"""

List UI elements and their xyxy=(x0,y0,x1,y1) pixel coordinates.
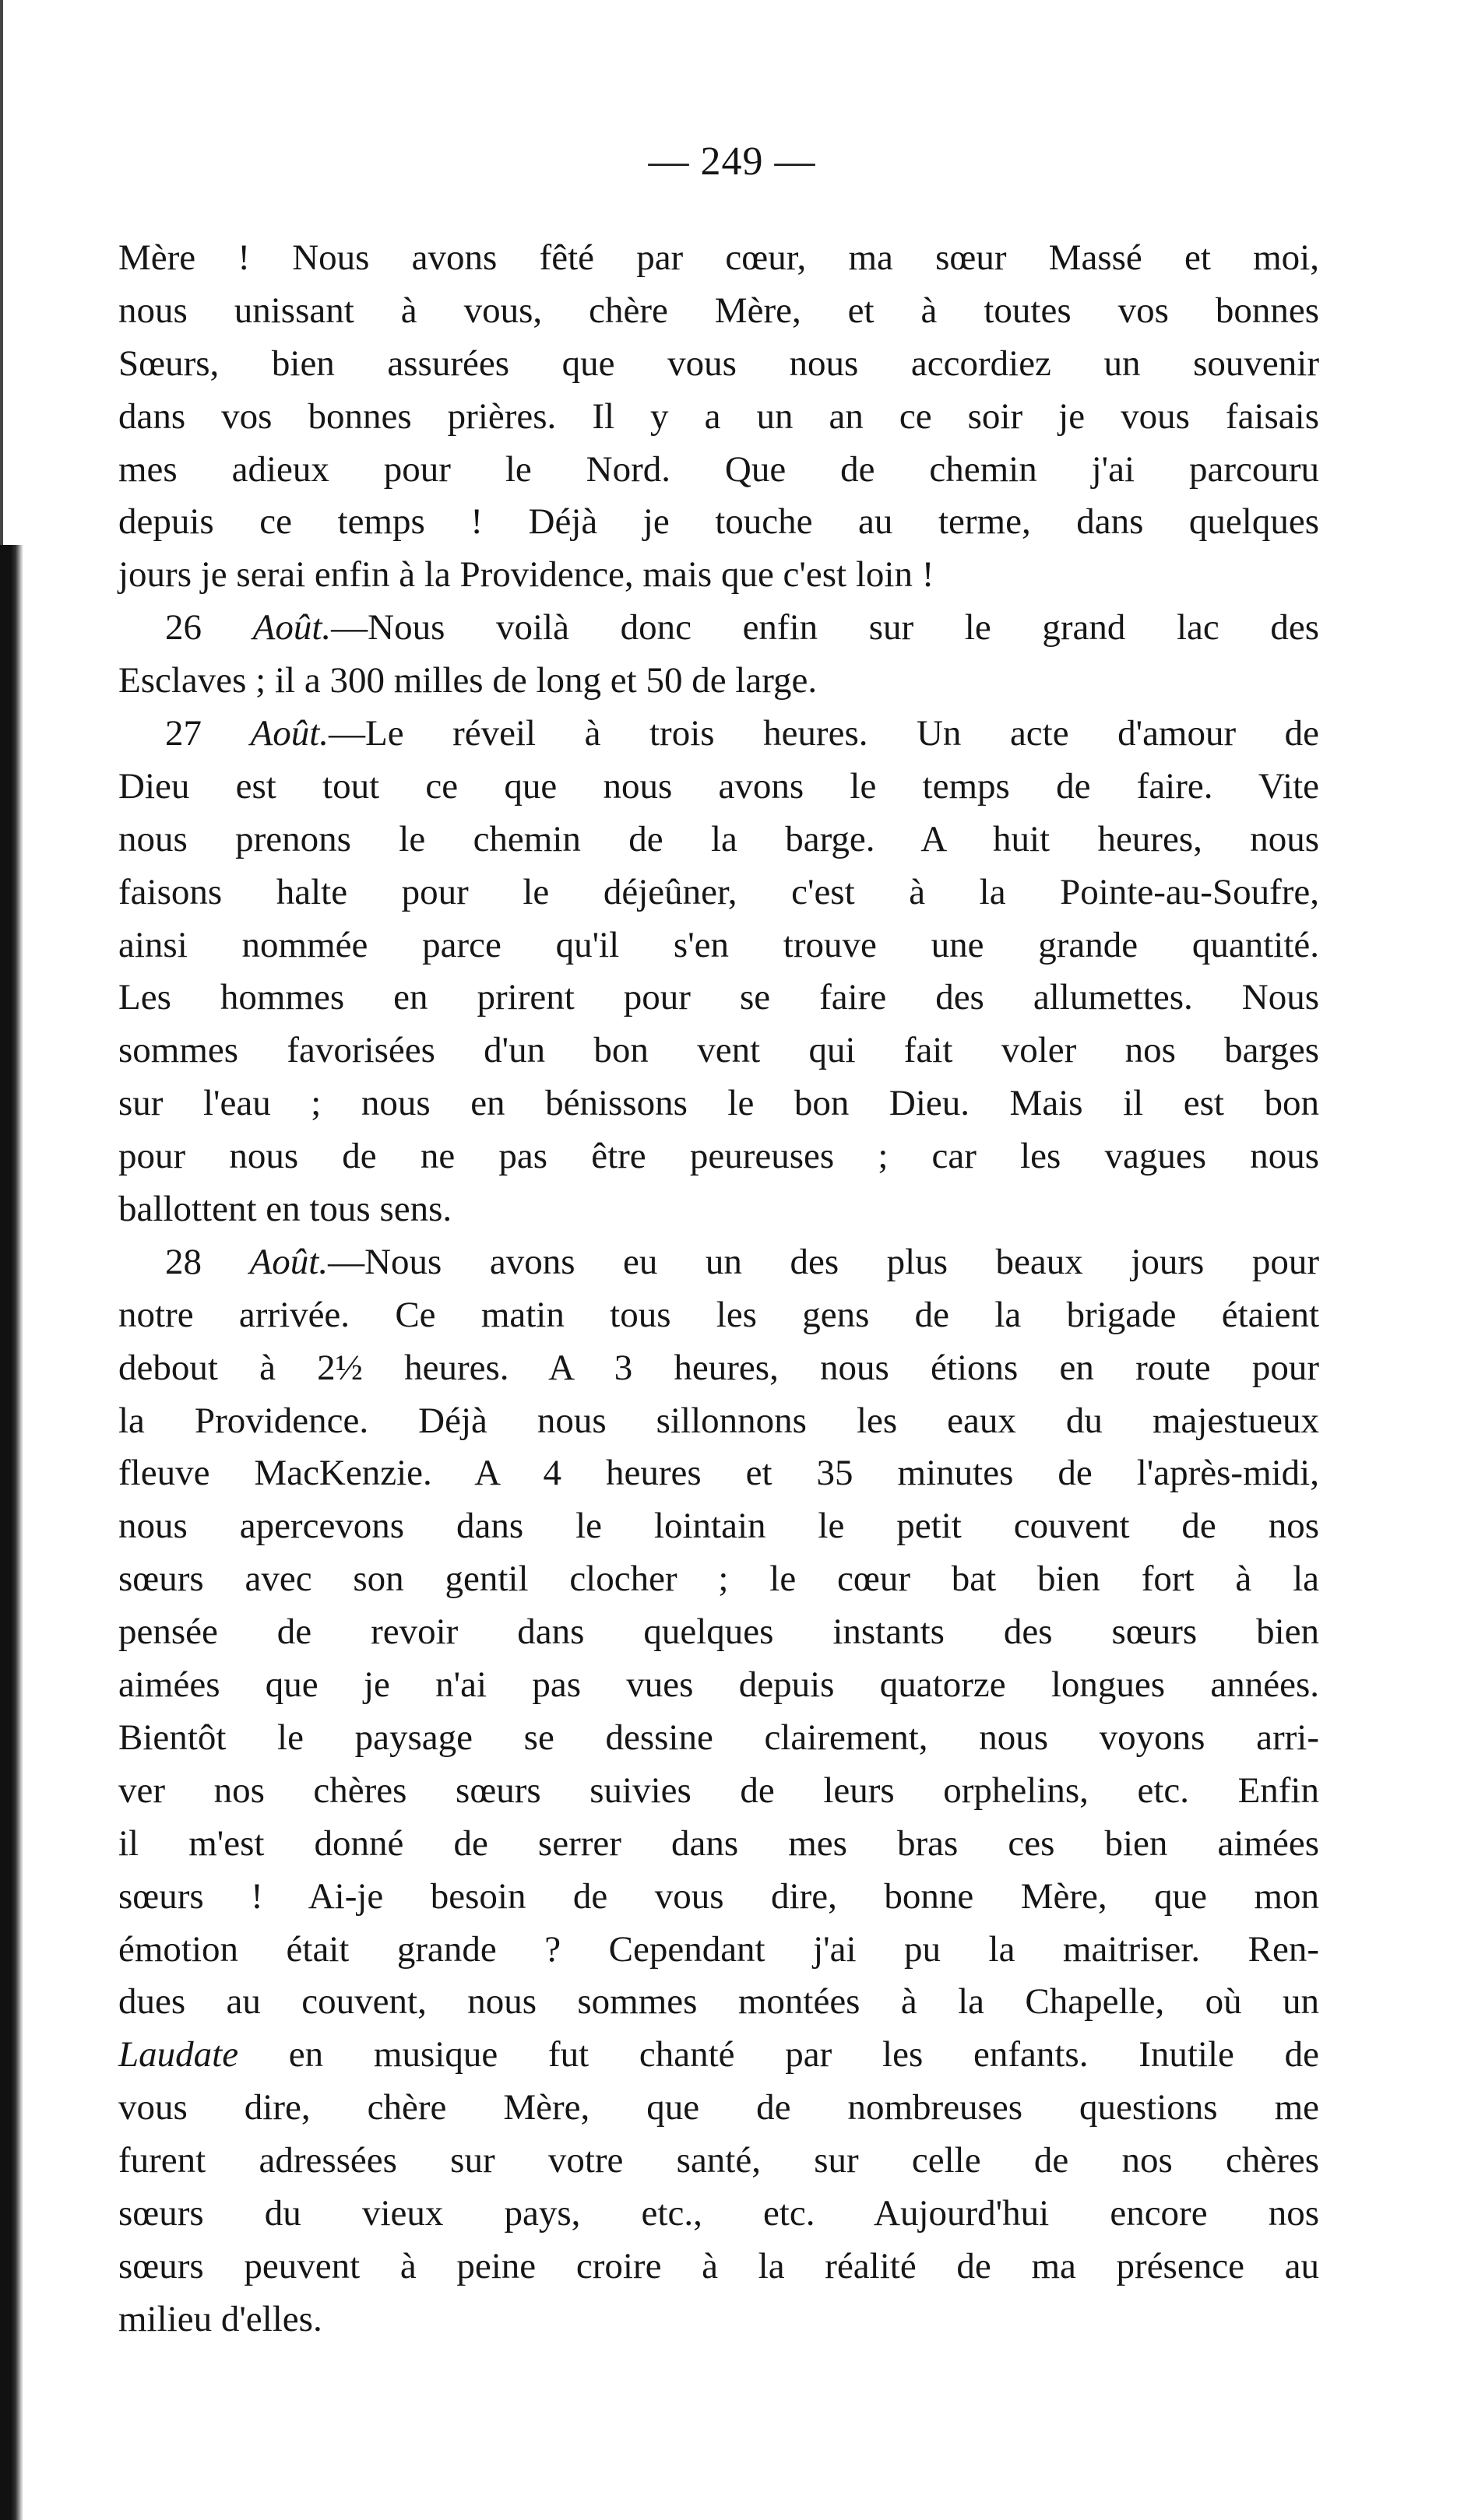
binding-edge-top xyxy=(0,0,3,545)
text-line: debout à 2½ heures. A 3 heures, nous étions en route pour xyxy=(118,1347,1319,1388)
date-label: 27 Août. xyxy=(165,713,329,754)
text-line: dues au couvent, nous sommes montées à la Chapelle, où un xyxy=(118,1981,1319,2023)
text-line: sœurs du vieux pays, etc., etc. Aujourd'hui encore nos xyxy=(118,2192,1319,2234)
text-line: ainsi nommée parce qu'il s'en trouve une grande quantité. xyxy=(118,924,1319,965)
text-line: furent adressées sur votre santé, sur celle de nos chères xyxy=(118,2140,1319,2181)
text-line: sur l'eau ; nous en bénissons le bon Dieu. Mais il est bon xyxy=(118,1083,1319,1124)
italic-word: Laudate xyxy=(118,2034,239,2075)
text-line: ballottent en tous sens. xyxy=(118,1189,452,1230)
text-line: sœurs ! Ai-je besoin de vous dire, bonne Mère, que mon xyxy=(118,1875,1319,1917)
text-line: nous apercevons dans le lointain le petit couvent de nos xyxy=(118,1506,1319,1547)
text-line: Les hommes en prirent pour se faire des allumettes. Nous xyxy=(118,977,1319,1018)
date-month: Août. xyxy=(249,1241,329,1282)
text-line: émotion était grande ? Cependant j'ai pu la maitriser. Ren- xyxy=(118,1928,1319,1970)
text-line-dated: 27 Août.—Le réveil à trois heures. Un acte d'amour de xyxy=(165,713,1320,754)
body-text xyxy=(118,232,1319,2346)
text-line: la Providence. Déjà nous sillonnons les eaux du majestueux xyxy=(118,1400,1319,1441)
text-line: il m'est donné de serrer dans mes bras ces bien aimées xyxy=(118,1822,1319,1864)
text-line: ver nos chères sœurs suivies de leurs orphelins, etc. Enfin xyxy=(118,1770,1319,1811)
text-line: sœurs peuvent à peine croire à la réalité de ma présence au xyxy=(118,2245,1319,2286)
text-line-dated: 28 Août.—Nous avons eu un des plus beaux jours pour xyxy=(165,1241,1320,1282)
date-month: Août. xyxy=(252,607,332,648)
text-line: Sœurs, bien assurées que vous nous accordiez un souvenir xyxy=(118,343,1319,384)
text-line: sommes favorisées d'un bon vent qui fait voler nos barges xyxy=(118,1030,1319,1071)
text-line: vous dire, chère Mère, que de nombreuses questions me xyxy=(118,2087,1319,2128)
page-number: — 249 — xyxy=(648,139,816,184)
date-label: 26 Août. xyxy=(165,607,332,648)
date-month: Août. xyxy=(250,713,329,754)
text-line: depuis ce temps ! Déjà je touche au terme, dans quelques xyxy=(118,501,1319,543)
text-line-dated: 26 Août.—Nous voilà donc enfin sur le grand lac des xyxy=(165,607,1320,648)
text-line: faisons halte pour le déjeûner, c'est à la Pointe-au-Soufre, xyxy=(118,871,1319,912)
text-line: pensée de revoir dans quelques instants des sœurs bien xyxy=(118,1611,1319,1653)
text-line-laudate: Laudate en musique fut chanté par les enfants. Inutile de xyxy=(118,2034,1319,2075)
text-line: milieu d'elles. xyxy=(118,2298,322,2339)
text-line: nous prenons le chemin de la barge. A huit heures, nous xyxy=(118,818,1319,859)
text-line: Esclaves ; il a 300 milles de long et 50 de large. xyxy=(118,660,818,701)
text-line: fleuve MacKenzie. A 4 heures et 35 minutes de l'après-midi, xyxy=(118,1453,1319,1494)
date-label: 28 Août. xyxy=(165,1241,329,1282)
binding-edge-shadow xyxy=(0,545,23,2520)
text-line: notre arrivée. Ce matin tous les gens de la brigade étaient xyxy=(118,1294,1319,1335)
text-line: dans vos bonnes prières. Il y a un an ce soir je vous faisais xyxy=(118,395,1319,437)
text-line: Dieu est tout ce que nous avons le temps de faire. Vite xyxy=(118,765,1319,807)
text-line: mes adieux pour le Nord. Que de chemin j'ai parcouru xyxy=(118,448,1319,490)
text-line: Mère ! Nous avons fêté par cœur, ma sœur Massé et moi, xyxy=(118,237,1319,278)
text-line: pour nous de ne pas être peureuses ; car les vagues nous xyxy=(118,1136,1319,1177)
text-line: jours je serai enfin à la Providence, mais que c'est loin ! xyxy=(118,554,934,596)
text-line: Bientôt le paysage se dessine clairement, nous voyons arri- xyxy=(118,1717,1319,1758)
text-line: nous unissant à vous, chère Mère, et à toutes vos bonnes xyxy=(118,290,1319,331)
text-line: aimées que je n'ai pas vues depuis quatorze longues années. xyxy=(118,1664,1319,1706)
text-line: sœurs avec son gentil clocher ; le cœur bat bien fort à la xyxy=(118,1559,1319,1600)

"""

> **WRITTEN EXERCISE**: Rewrite the material from the line containing "binding-edge-top xyxy=(0,0,3,545)" through the line containing "italic-word: Laudate xyxy=(118,2034,239,2075)", substituting "remercions" for "bénissons" and keeping everything else identical.

> **TASK ANSWER**:
binding-edge-top xyxy=(0,0,3,545)
text-line: debout à 2½ heures. A 3 heures, nous étions en route pour xyxy=(118,1347,1319,1388)
date-label: 27 Août. xyxy=(165,713,329,754)
text-line: dues au couvent, nous sommes montées à la Chapelle, où un xyxy=(118,1981,1319,2023)
text-line: sœurs du vieux pays, etc., etc. Aujourd'hui encore nos xyxy=(118,2192,1319,2234)
text-line: ainsi nommée parce qu'il s'en trouve une grande quantité. xyxy=(118,924,1319,965)
text-line: furent adressées sur votre santé, sur celle de nos chères xyxy=(118,2140,1319,2181)
text-line: sur l'eau ; nous en remercions le bon Dieu. Mais il est bon xyxy=(118,1083,1319,1124)
italic-word: Laudate xyxy=(118,2034,239,2075)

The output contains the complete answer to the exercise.